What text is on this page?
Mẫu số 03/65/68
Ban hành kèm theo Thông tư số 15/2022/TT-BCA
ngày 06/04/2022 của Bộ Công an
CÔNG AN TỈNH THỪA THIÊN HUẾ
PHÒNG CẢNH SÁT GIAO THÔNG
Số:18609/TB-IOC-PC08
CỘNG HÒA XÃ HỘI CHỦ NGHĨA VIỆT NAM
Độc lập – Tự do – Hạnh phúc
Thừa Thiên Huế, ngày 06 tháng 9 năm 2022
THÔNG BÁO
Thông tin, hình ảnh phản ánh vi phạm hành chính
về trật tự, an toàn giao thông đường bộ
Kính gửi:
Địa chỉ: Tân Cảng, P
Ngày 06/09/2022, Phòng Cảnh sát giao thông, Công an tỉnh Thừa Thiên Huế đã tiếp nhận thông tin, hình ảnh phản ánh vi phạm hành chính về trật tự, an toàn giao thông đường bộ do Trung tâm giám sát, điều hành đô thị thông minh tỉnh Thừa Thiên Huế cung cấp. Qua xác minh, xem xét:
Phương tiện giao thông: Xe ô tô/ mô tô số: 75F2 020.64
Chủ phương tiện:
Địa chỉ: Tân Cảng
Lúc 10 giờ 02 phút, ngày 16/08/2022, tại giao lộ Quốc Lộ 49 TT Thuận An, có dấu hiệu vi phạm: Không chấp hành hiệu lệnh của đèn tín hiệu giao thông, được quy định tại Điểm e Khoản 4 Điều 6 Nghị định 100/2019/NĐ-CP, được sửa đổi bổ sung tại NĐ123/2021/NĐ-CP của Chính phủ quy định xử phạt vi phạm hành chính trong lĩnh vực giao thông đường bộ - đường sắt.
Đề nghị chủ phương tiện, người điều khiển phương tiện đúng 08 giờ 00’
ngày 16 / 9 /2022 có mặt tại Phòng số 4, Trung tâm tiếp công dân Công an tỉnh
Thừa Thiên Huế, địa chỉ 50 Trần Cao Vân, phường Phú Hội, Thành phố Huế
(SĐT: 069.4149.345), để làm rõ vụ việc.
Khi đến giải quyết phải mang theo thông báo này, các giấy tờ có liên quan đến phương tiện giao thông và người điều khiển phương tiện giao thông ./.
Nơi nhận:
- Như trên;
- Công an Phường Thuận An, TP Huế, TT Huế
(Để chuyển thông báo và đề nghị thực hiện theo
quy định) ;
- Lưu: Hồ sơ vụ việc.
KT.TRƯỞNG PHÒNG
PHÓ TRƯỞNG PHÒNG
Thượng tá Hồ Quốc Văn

----

◆ **What needs to be done**: Please restate the data word for word, every record included.

◆ **Answer below**:
What text is on this page?
Mẫu số 03/65/68
Ban hành kèm theo Thông tư số 15/2022/TT-BCA
ngày 06/04/2022 của Bộ Công an
CÔNG AN TỈNH THỪA THIÊN HUẾ
PHÒNG CẢNH SÁT GIAO THÔNG
Số:18609/TB-IOC-PC08
CỘNG HÒA XÃ HỘI CHỦ NGHĨA VIỆT NAM
Độc lập – Tự do – Hạnh phúc
Thừa Thiên Huế, ngày 06 tháng 9 năm 2022
THÔNG BÁO
Thông tin, hình ảnh phản ánh vi phạm hành chính
về trật tự, an toàn giao thông đường bộ
Kính gửi:
Địa chỉ: Tân Cảng, P
Ngày 06/09/2022, Phòng Cảnh sát giao thông, Công an tỉnh Thừa Thiên Huế đã tiếp nhận thông tin, hình ảnh phản ánh vi phạm hành chính về trật tự, an toàn giao thông đường bộ do Trung tâm giám sát, điều hành đô thị thông minh tỉnh Thừa Thiên Huế cung cấp. Qua xác minh, xem xét:
Phương tiện giao thông: Xe ô tô/ mô tô số: 75F2 020.64
Chủ phương tiện:
Địa chỉ: Tân Cảng
Lúc 10 giờ 02 phút, ngày 16/08/2022, tại giao lộ Quốc Lộ 49 TT Thuận An, có dấu hiệu vi phạm: Không chấp hành hiệu lệnh của đèn tín hiệu giao thông, được quy định tại Điểm e Khoản 4 Điều 6 Nghị định 100/2019/NĐ-CP, được sửa đổi bổ sung tại NĐ123/2021/NĐ-CP của Chính phủ quy định xử phạt vi phạm hành chính trong lĩnh vực giao thông đường bộ - đường sắt.
Đề nghị chủ phương tiện, người điều khiển phương tiện đúng 08 giờ 00’
ngày 16 / 9 /2022 có mặt tại Phòng số 4, Trung tâm tiếp công dân Công an tỉnh
Thừa Thiên Huế, địa chỉ 50 Trần Cao Vân, phường Phú Hội, Thành phố Huế
(SĐT: 069.4149.345), để làm rõ vụ việc.
Khi đến giải quyết phải mang theo thông báo này, các giấy tờ có liên quan đến phương tiện giao thông và người điều khiển phương tiện giao thông ./.
Nơi nhận:
- Như trên;
- Công an Phường Thuận An, TP Huế, TT Huế
(Để chuyển thông báo và đề nghị thực hiện theo
quy định) ;
- Lưu: Hồ sơ vụ việc.
KT.TRƯỞNG PHÒNG
PHÓ TRƯỞNG PHÒNG
Thượng tá Hồ Quốc Văn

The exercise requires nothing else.